**EXERCISE GOAL**
Here are some records; copy every line that holds the word "with".

**ENTRIES**
-=-=-

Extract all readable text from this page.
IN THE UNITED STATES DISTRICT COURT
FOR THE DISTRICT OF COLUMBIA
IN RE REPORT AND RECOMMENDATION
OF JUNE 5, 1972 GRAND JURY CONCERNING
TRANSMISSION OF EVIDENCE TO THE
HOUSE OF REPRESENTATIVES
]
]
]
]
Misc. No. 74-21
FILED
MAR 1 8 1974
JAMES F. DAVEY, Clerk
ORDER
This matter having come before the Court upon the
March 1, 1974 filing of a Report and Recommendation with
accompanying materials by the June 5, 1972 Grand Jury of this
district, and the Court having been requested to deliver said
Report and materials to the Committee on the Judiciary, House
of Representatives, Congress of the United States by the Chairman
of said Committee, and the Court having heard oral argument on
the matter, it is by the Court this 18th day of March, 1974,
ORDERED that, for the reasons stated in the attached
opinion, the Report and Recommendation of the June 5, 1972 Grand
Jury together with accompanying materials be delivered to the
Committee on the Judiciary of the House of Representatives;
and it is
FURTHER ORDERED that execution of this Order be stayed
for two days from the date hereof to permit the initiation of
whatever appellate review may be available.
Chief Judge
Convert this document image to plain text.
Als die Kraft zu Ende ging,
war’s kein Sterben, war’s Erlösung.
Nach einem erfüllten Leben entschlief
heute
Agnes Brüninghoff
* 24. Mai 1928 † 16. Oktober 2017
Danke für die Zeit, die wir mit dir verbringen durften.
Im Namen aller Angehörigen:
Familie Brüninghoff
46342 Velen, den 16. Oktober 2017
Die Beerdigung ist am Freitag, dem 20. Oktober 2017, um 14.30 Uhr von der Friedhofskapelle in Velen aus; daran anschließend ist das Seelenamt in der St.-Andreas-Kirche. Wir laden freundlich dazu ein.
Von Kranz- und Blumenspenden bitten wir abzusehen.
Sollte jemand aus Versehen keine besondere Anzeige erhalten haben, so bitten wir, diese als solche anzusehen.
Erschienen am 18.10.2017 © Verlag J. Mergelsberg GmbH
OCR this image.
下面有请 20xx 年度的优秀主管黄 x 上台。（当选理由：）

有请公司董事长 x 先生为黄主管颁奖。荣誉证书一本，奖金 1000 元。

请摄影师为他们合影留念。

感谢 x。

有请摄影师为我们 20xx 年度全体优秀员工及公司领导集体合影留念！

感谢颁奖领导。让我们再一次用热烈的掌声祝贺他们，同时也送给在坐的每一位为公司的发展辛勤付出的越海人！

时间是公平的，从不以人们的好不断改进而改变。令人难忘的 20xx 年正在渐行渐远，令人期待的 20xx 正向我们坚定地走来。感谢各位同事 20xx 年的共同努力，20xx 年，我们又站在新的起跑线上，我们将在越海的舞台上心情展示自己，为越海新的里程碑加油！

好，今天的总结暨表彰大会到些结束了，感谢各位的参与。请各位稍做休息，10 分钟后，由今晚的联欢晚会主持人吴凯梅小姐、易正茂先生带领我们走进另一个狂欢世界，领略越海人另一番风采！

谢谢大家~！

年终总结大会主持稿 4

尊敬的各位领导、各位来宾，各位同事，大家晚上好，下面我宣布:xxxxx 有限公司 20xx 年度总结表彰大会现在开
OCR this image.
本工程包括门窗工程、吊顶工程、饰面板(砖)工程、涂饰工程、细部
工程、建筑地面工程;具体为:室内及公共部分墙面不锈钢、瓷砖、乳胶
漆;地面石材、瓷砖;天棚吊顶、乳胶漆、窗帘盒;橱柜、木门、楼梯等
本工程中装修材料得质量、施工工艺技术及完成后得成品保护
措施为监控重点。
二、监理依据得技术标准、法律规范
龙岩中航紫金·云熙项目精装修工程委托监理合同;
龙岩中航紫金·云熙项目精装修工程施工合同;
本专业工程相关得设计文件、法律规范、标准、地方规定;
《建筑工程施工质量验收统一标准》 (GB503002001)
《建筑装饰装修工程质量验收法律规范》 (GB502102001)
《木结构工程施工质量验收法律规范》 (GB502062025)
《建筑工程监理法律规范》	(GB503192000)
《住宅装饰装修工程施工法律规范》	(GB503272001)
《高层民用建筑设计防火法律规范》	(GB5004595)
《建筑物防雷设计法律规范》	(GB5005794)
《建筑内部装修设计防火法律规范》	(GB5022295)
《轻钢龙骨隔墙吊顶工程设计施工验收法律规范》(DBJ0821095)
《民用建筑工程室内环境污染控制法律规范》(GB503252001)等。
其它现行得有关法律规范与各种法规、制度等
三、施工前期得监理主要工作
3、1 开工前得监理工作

-=-=-

**WRITTEN RESPONSE**
March 1, 1974 filing of a Report and Recommendation with
Jury together with accompanying materials be delivered to the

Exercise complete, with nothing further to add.